Entries taken from a collection
#####

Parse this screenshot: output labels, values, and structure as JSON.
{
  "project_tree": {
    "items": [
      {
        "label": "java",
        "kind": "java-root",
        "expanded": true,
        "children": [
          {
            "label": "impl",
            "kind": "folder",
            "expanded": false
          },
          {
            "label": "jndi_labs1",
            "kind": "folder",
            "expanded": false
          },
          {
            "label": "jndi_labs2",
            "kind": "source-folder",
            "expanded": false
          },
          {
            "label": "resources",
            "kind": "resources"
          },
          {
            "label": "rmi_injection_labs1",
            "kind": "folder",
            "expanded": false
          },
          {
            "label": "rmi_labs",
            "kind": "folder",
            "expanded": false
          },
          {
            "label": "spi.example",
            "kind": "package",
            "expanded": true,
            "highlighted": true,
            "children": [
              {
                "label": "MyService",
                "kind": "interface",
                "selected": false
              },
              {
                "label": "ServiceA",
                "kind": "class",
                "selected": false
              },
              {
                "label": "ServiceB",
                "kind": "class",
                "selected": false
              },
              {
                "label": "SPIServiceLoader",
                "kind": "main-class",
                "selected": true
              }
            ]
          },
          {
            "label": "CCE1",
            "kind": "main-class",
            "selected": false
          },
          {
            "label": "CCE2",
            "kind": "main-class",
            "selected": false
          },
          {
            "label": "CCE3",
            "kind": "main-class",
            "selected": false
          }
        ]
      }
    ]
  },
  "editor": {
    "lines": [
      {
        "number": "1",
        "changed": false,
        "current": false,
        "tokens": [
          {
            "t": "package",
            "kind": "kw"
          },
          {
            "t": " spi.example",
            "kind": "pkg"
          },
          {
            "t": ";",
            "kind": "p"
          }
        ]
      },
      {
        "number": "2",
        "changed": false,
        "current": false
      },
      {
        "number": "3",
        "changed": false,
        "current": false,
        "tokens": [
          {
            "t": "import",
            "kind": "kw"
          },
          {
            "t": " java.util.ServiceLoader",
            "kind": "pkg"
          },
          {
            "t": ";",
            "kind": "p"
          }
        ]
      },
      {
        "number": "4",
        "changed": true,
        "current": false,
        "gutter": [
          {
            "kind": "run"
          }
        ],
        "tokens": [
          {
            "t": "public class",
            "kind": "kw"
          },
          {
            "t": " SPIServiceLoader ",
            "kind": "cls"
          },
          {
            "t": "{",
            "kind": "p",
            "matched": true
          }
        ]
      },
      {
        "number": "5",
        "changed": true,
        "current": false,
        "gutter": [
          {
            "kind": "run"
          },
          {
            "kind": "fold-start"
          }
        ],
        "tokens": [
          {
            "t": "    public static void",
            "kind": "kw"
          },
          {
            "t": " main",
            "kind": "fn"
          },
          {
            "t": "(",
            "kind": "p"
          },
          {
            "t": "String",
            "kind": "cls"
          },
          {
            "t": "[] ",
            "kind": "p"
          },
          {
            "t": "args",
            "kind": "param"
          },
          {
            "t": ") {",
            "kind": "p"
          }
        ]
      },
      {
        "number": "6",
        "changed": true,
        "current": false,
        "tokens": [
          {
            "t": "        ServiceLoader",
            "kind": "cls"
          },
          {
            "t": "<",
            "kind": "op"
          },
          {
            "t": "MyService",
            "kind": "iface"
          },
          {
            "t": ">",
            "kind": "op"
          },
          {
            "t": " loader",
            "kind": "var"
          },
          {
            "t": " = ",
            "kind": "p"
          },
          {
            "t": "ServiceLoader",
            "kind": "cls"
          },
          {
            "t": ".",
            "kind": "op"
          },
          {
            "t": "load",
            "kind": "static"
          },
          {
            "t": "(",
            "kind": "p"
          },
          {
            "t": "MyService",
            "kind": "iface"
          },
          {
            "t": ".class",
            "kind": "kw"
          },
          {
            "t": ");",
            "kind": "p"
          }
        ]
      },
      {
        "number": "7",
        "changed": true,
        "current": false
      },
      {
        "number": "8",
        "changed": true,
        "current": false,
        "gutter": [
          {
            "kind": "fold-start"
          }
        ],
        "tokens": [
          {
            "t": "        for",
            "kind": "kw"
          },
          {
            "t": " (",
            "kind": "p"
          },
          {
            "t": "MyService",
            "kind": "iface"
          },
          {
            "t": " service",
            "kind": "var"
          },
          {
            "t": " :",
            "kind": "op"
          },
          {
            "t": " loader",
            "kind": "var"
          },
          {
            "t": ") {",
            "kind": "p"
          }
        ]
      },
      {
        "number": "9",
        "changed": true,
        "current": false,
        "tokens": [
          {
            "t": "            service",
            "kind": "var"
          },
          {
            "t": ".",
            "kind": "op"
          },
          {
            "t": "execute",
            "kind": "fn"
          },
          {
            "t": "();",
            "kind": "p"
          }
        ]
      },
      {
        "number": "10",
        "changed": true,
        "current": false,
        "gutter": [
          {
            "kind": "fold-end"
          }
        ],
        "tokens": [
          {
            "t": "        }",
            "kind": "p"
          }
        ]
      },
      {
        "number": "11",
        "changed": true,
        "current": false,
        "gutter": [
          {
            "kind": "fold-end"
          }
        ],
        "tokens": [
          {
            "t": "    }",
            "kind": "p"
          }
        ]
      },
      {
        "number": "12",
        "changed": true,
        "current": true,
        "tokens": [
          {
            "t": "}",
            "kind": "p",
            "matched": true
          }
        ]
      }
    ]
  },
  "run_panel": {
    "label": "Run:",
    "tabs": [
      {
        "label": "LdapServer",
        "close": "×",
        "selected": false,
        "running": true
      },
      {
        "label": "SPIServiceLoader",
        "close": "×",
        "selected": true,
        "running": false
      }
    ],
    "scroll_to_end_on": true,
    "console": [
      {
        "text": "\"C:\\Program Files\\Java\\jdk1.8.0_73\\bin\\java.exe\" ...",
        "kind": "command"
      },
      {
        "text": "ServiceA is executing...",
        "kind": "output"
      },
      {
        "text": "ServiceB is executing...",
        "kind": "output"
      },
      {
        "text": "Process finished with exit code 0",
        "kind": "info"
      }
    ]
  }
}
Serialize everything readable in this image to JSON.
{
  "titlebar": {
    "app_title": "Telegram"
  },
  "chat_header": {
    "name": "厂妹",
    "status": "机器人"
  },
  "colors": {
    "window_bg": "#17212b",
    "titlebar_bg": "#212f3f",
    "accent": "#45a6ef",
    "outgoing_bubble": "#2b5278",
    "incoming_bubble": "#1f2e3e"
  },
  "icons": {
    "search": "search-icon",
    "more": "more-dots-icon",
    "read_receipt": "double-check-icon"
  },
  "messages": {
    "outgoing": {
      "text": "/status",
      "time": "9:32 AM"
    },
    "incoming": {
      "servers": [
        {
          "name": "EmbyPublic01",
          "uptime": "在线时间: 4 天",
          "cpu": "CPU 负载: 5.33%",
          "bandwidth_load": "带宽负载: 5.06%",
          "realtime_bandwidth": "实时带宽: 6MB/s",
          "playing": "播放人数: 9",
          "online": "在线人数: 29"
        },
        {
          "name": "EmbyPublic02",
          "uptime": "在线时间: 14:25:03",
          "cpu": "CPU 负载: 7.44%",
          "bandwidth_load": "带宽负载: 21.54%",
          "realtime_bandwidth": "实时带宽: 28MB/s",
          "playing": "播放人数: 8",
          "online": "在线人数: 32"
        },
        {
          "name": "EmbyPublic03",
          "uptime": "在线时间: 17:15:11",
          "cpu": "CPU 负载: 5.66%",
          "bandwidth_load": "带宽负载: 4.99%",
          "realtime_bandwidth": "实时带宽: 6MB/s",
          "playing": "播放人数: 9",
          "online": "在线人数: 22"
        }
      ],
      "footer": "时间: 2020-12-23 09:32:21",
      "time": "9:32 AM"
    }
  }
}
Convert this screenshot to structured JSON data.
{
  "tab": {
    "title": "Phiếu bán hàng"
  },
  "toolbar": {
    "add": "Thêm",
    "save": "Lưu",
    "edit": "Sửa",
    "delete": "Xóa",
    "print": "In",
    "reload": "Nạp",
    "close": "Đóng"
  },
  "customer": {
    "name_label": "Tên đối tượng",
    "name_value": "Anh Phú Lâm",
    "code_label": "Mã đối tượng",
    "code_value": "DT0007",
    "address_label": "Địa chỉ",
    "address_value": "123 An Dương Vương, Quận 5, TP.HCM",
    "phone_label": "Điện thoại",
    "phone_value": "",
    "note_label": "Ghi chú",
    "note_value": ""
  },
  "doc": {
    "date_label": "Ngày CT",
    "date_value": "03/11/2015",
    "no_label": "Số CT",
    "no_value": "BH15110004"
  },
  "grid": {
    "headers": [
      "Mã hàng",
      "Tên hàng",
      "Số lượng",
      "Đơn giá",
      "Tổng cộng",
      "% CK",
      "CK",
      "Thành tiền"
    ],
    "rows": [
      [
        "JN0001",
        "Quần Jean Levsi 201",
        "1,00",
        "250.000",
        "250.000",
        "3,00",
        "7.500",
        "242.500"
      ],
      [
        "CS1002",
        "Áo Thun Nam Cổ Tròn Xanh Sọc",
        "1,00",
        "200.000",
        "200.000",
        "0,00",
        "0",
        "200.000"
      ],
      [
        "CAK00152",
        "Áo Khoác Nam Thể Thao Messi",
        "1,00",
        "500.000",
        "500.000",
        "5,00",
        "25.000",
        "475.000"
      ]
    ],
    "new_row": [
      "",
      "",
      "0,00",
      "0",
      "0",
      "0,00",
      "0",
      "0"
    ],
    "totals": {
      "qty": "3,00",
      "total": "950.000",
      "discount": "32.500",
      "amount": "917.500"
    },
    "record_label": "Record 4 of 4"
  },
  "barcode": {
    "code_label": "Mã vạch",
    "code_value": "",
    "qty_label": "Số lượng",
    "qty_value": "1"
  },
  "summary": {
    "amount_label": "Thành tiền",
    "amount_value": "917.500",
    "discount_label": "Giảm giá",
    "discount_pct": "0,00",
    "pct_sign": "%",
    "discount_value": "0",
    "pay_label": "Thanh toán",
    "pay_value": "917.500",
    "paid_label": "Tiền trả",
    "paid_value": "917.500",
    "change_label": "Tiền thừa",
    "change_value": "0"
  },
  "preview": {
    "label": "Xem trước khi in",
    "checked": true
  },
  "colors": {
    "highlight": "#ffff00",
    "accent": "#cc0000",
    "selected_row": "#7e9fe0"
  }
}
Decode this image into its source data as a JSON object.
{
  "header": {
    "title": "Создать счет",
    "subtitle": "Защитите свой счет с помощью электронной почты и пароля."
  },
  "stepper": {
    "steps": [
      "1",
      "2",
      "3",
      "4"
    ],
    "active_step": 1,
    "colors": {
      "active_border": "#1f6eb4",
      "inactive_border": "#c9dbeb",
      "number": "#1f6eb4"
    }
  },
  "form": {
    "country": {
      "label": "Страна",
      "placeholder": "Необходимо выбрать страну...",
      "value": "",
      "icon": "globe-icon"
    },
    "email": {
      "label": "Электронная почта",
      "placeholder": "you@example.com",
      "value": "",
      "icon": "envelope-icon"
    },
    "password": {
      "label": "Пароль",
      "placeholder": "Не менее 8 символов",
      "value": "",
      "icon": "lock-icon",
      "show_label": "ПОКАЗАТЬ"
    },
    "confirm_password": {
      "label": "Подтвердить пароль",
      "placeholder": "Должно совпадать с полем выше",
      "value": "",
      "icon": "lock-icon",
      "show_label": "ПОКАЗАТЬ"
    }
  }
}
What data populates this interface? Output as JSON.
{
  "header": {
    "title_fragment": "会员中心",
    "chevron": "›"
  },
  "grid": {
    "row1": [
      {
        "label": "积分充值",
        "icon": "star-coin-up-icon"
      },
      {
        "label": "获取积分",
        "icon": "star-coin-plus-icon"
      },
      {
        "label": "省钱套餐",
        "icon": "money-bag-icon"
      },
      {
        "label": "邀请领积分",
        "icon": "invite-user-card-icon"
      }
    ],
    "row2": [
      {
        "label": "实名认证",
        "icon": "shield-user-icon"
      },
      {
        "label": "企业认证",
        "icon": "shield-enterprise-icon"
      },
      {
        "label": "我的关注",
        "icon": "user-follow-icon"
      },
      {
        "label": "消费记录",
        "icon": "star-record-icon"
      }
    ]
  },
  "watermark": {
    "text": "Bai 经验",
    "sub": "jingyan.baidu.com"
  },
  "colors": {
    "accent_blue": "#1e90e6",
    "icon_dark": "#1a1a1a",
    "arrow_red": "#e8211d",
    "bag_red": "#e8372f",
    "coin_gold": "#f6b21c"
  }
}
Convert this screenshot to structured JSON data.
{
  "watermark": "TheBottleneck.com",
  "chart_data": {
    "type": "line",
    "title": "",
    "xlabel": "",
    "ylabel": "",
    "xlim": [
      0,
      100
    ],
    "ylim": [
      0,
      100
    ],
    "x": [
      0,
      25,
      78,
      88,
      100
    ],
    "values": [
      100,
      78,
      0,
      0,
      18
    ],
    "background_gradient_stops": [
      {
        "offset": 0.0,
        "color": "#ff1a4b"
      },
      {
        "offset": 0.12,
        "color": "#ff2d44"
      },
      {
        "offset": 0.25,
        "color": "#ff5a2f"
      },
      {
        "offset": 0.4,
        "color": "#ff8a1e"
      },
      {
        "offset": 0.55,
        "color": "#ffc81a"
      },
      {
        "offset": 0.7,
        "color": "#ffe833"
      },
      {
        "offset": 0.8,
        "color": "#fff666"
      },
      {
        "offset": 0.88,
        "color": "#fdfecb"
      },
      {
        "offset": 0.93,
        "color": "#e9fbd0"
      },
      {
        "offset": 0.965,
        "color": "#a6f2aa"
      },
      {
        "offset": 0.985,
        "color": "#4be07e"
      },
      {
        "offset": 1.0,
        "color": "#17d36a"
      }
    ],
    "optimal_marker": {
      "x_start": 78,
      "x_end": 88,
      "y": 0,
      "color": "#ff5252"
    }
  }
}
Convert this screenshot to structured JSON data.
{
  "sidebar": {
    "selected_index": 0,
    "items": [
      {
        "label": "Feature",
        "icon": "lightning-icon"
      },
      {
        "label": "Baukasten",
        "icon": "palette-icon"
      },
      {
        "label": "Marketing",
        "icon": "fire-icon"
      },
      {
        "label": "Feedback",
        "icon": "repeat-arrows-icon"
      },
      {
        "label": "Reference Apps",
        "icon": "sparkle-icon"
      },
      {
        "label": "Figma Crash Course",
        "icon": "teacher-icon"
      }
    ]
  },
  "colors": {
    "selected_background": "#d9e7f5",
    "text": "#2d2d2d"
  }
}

#####

Brief =>
Copy out the lines in which the string "online" appears.

Reply =>
          "online": "在线人数: 29"
          "online": "在线人数: 32"
          "online": "在线人数: 22"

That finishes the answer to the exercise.